Transcribe each line of the material as it is, and drop any picture.

Data shown
■ ■ ■ ■ ■
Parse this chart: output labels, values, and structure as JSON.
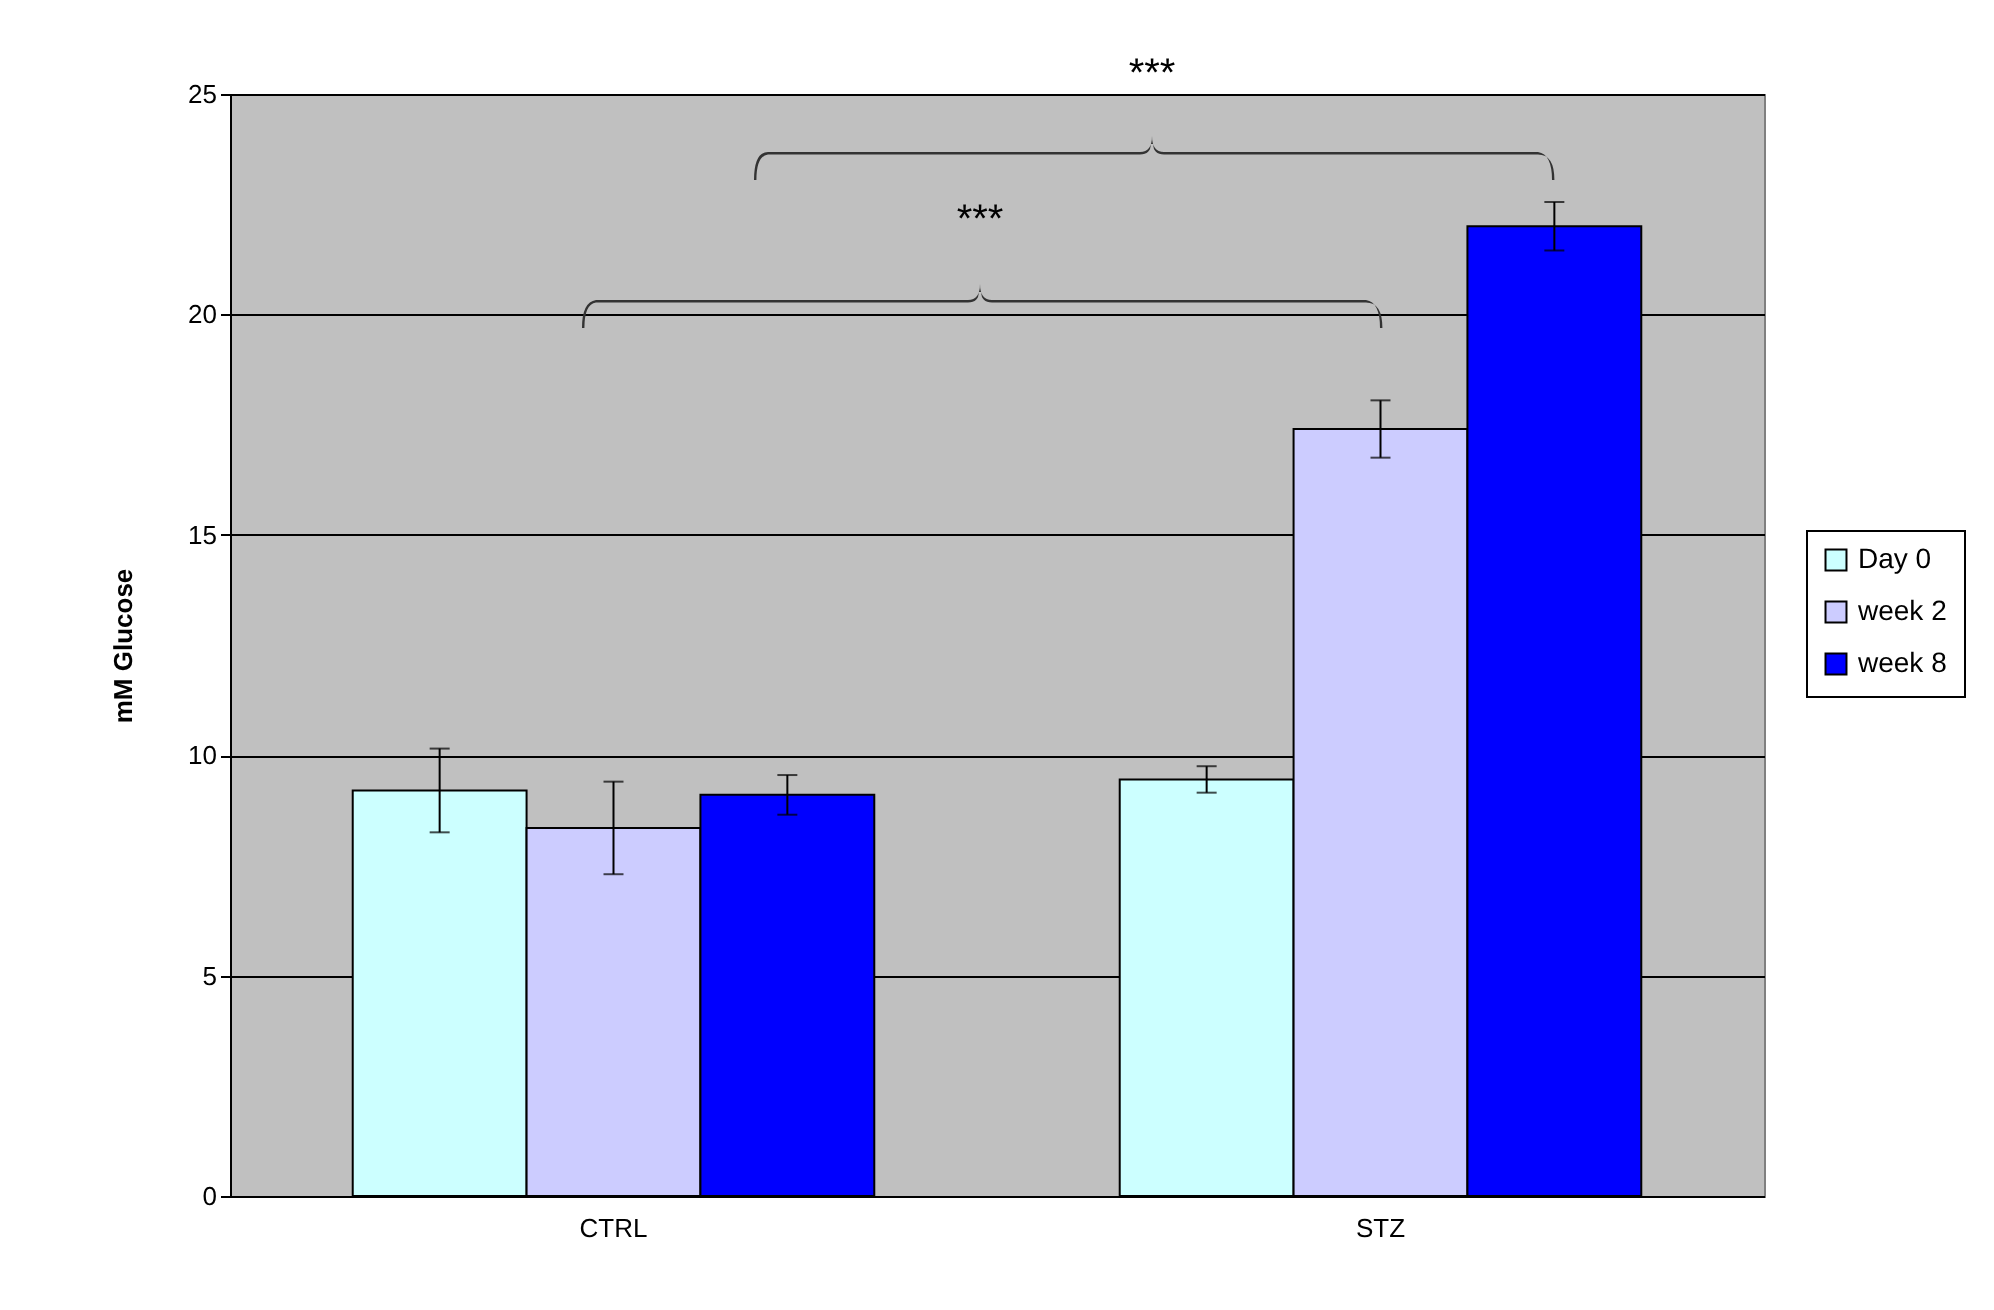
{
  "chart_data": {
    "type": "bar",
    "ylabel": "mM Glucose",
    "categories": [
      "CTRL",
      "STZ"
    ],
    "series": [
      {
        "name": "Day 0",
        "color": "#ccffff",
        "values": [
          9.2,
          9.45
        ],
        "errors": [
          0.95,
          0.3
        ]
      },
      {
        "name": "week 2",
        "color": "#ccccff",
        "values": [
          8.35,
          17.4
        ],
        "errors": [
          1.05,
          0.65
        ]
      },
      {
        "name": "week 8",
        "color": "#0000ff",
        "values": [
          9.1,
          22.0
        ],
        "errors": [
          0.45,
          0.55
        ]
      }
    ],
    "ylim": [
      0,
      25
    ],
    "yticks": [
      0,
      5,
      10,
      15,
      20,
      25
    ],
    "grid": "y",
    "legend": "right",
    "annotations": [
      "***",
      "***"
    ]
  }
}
■ ■ ■ ■ ■
The response
Parse this chart: output labels, values, and structure as JSON.
{
  "chart_data": {
    "type": "bar",
    "ylabel": "mM Glucose",
    "categories": [
      "CTRL",
      "STZ"
    ],
    "series": [
      {
        "name": "Day 0",
        "color": "#ccffff",
        "values": [
          9.2,
          9.45
        ],
        "errors": [
          0.95,
          0.3
        ]
      },
      {
        "name": "week 2",
        "color": "#ccccff",
        "values": [
          8.35,
          17.4
        ],
        "errors": [
          1.05,
          0.65
        ]
      },
      {
        "name": "week 8",
        "color": "#0000ff",
        "values": [
          9.1,
          22.0
        ],
        "errors": [
          0.45,
          0.55
        ]
      }
    ],
    "ylim": [
      0,
      25
    ],
    "yticks": [
      0,
      5,
      10,
      15,
      20,
      25
    ],
    "grid": "y",
    "legend": "right",
    "annotations": [
      "***",
      "***"
    ]
  }
}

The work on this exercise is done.